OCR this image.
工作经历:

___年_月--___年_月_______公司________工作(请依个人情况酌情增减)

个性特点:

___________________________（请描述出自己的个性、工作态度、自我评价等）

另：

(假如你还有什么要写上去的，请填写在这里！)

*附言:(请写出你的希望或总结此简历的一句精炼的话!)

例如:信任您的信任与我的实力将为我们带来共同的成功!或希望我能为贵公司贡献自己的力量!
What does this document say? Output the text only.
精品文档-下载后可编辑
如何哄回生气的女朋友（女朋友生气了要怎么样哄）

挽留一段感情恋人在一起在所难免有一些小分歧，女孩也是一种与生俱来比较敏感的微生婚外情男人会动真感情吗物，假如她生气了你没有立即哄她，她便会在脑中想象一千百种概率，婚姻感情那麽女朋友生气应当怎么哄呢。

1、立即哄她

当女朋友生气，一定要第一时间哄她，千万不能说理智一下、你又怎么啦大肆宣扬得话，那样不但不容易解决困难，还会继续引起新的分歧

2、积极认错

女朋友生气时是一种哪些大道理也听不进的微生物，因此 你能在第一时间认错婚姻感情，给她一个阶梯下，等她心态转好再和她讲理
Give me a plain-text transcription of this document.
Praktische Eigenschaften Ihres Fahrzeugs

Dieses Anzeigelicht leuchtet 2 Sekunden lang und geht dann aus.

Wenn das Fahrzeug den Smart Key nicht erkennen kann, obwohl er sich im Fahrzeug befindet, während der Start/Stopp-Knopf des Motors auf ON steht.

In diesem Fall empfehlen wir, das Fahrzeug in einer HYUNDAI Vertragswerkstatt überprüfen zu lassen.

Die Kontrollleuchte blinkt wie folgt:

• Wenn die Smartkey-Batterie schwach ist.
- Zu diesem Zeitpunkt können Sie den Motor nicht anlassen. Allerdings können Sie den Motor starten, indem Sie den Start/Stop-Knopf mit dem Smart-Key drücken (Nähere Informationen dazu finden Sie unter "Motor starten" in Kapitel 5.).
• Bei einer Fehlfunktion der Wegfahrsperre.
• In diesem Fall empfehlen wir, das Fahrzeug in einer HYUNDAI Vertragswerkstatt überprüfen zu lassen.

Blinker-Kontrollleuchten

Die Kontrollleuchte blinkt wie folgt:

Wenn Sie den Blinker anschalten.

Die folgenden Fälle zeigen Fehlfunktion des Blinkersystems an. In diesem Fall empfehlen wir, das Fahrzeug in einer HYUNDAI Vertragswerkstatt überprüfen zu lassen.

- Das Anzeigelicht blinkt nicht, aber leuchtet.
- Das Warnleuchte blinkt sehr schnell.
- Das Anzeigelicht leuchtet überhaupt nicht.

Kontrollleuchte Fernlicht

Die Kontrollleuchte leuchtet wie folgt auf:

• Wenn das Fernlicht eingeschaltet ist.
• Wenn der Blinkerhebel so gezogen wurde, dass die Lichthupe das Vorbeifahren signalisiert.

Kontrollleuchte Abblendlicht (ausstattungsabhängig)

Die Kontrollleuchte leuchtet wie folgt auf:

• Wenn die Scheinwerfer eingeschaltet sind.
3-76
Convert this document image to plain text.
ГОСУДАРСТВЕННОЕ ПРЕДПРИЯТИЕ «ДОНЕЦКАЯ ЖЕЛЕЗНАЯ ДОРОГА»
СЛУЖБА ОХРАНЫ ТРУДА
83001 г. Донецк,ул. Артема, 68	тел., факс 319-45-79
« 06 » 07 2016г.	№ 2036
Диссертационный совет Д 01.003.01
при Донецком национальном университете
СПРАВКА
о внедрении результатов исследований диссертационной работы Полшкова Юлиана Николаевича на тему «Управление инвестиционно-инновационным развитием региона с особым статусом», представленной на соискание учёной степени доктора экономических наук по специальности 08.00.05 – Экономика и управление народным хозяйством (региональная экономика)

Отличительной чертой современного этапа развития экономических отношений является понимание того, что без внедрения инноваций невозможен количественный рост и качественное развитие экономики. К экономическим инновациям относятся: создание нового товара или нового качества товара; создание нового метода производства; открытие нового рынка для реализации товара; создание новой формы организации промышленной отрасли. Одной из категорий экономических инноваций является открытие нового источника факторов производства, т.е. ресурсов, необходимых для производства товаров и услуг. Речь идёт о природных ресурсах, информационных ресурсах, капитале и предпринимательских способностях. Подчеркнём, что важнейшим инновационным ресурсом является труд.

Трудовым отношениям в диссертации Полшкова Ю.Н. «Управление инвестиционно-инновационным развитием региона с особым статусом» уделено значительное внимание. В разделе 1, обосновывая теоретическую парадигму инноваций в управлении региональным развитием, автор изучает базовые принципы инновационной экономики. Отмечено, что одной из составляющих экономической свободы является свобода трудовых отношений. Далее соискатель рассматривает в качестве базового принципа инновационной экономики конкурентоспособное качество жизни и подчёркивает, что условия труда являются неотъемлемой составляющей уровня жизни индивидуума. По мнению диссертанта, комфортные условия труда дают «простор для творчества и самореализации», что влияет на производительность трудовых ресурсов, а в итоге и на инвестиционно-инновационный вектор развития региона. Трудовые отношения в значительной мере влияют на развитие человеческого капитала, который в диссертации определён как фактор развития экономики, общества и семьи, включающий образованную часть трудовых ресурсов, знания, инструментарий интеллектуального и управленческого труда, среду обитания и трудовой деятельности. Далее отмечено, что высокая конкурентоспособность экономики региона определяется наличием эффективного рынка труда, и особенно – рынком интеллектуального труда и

-----

From the entries above, copy out every line where the string "überprüfen" appears.

In diesem Fall empfehlen wir, das Fahrzeug in einer HYUNDAI Vertragswerkstatt überprüfen zu lassen.
• In diesem Fall empfehlen wir, das Fahrzeug in einer HYUNDAI Vertragswerkstatt überprüfen zu lassen.
Die folgenden Fälle zeigen Fehlfunktion des Blinkersystems an. In diesem Fall empfehlen wir, das Fahrzeug in einer HYUNDAI Vertragswerkstatt überprüfen zu lassen.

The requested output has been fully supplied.